The input:
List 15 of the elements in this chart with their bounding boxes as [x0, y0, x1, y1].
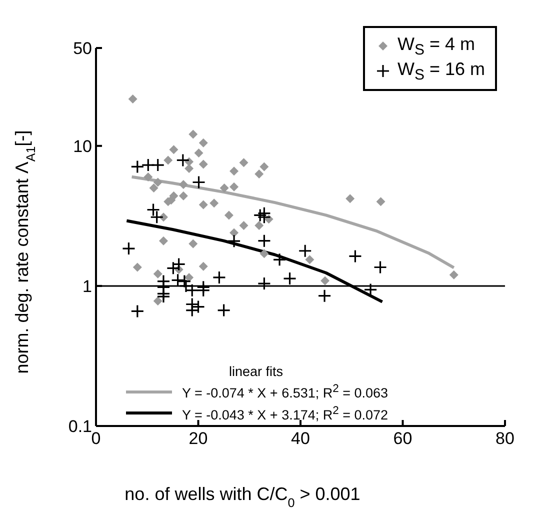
x-tick-label: 60 — [393, 429, 412, 448]
legend-label: W$_{S}$ = 16 m — [397, 58, 485, 84]
legend-label: W$_{S}$ = 4 m — [397, 34, 475, 59]
legend-title: linear fits — [228, 364, 284, 379]
x-tick-label: 20 — [188, 429, 208, 448]
legend-label: Y = -0.043 * X + 3.174; R$^{2}$ = 0.072 — [182, 404, 388, 422]
y-tick-label: 1 — [82, 276, 92, 296]
x-tick-label: 80 — [496, 429, 514, 448]
y-tick-label: 10 — [73, 136, 92, 156]
y-tick-label: 0.1 — [68, 417, 92, 436]
legend-label: Y = -0.074 * X + 6.531; R$^{2}$ = 0.063 — [182, 383, 388, 400]
x-tick-label: 0 — [91, 429, 101, 448]
x-tick-label: 40 — [291, 429, 310, 448]
y-tick-label: 50 — [73, 39, 92, 58]
x-axis-title: no. of wells with C/C$_{0}$ > 0.001 — [124, 484, 360, 510]
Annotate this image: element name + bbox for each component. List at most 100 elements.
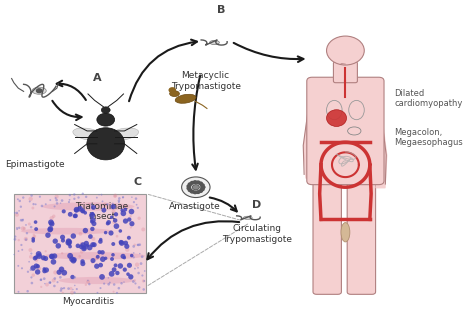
Point <box>13 212 21 217</box>
Ellipse shape <box>341 223 350 242</box>
Point <box>84 278 91 283</box>
Point <box>111 193 119 198</box>
Point <box>131 266 139 271</box>
Circle shape <box>193 191 197 193</box>
Point <box>127 274 135 279</box>
Point <box>81 245 88 250</box>
Point <box>78 249 85 254</box>
Point <box>46 227 54 232</box>
Point <box>100 208 108 213</box>
Point <box>15 237 23 243</box>
Point <box>48 221 55 226</box>
Point <box>31 255 39 261</box>
Point <box>105 275 112 280</box>
Point <box>47 220 55 225</box>
Point <box>73 207 81 212</box>
Point <box>102 256 109 261</box>
Point <box>46 280 54 285</box>
Point <box>30 235 38 240</box>
Point <box>108 271 116 276</box>
Point <box>110 282 118 287</box>
Point <box>28 193 36 198</box>
Point <box>124 247 131 252</box>
Point <box>66 197 73 203</box>
Point <box>52 195 59 201</box>
Ellipse shape <box>175 94 196 103</box>
Point <box>129 279 137 284</box>
Point <box>135 270 142 276</box>
Circle shape <box>187 185 191 187</box>
Point <box>135 242 142 247</box>
Point <box>11 237 19 242</box>
Point <box>136 242 144 247</box>
Point <box>95 192 103 197</box>
Point <box>115 198 123 203</box>
Point <box>66 253 74 258</box>
Point <box>117 263 124 268</box>
Point <box>23 231 31 236</box>
Point <box>18 242 25 247</box>
Point <box>122 240 129 245</box>
Point <box>65 238 73 244</box>
Point <box>108 256 116 262</box>
Point <box>110 289 118 294</box>
Text: A: A <box>92 73 101 83</box>
Point <box>88 219 96 224</box>
Point <box>28 280 36 286</box>
Point <box>65 286 73 291</box>
Point <box>107 230 115 235</box>
Point <box>93 264 100 269</box>
Point <box>59 272 66 277</box>
Ellipse shape <box>32 87 46 94</box>
Point <box>73 208 80 213</box>
Point <box>84 279 92 284</box>
Point <box>97 239 104 244</box>
Point <box>75 195 82 200</box>
Point <box>29 273 37 278</box>
Point <box>57 201 64 206</box>
Point <box>65 241 73 246</box>
Ellipse shape <box>327 110 346 126</box>
Point <box>93 195 100 200</box>
Point <box>11 234 19 239</box>
Point <box>39 256 47 262</box>
Point <box>128 194 136 200</box>
Point <box>32 220 39 225</box>
Point <box>42 256 49 261</box>
Point <box>56 275 64 280</box>
Point <box>19 217 27 222</box>
Point <box>27 254 35 259</box>
Point <box>51 204 58 209</box>
Point <box>104 221 111 226</box>
Point <box>27 196 35 202</box>
Point <box>89 211 96 216</box>
Point <box>29 236 37 242</box>
Point <box>58 251 66 256</box>
Point <box>34 264 42 269</box>
Point <box>140 278 147 284</box>
Point <box>127 225 135 230</box>
Point <box>50 259 57 265</box>
Point <box>130 200 138 205</box>
Point <box>79 191 87 196</box>
Point <box>46 280 54 286</box>
Point <box>15 248 22 254</box>
Circle shape <box>201 186 205 189</box>
Ellipse shape <box>87 128 125 160</box>
Point <box>77 231 84 236</box>
Point <box>35 251 43 256</box>
Point <box>51 276 59 281</box>
Point <box>32 202 39 207</box>
Ellipse shape <box>170 91 179 97</box>
Point <box>70 257 78 262</box>
Point <box>13 225 21 231</box>
Point <box>96 250 103 255</box>
Point <box>20 226 28 231</box>
Point <box>71 283 79 288</box>
Point <box>42 202 50 207</box>
Circle shape <box>199 182 202 185</box>
FancyBboxPatch shape <box>333 62 357 83</box>
Point <box>88 202 95 207</box>
Point <box>102 230 109 235</box>
Point <box>48 216 55 221</box>
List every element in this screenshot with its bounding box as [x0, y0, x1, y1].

Task description: Format the lines of the listing above as a numbered list, starting at the line that contains "Point <box>13 212 21 217</box>" and stopping after the line that contains "Point <box>31 255 39 261</box>". Include both of those lines and leave out any blank lines.

Answer to the exercise:
1. Point <box>13 212 21 217</box>
2. Ellipse shape <box>341 223 350 242</box>
3. Point <box>84 278 91 283</box>
4. Point <box>111 193 119 198</box>
5. Point <box>131 266 139 271</box>
6. Circle shape <box>193 191 197 193</box>
7. Point <box>127 274 135 279</box>
8. Point <box>81 245 88 250</box>
9. Point <box>78 249 85 254</box>
10. Point <box>46 227 54 232</box>
11. Point <box>100 208 108 213</box>
12. Point <box>15 237 23 243</box>
13. Point <box>48 221 55 226</box>
14. Point <box>31 255 39 261</box>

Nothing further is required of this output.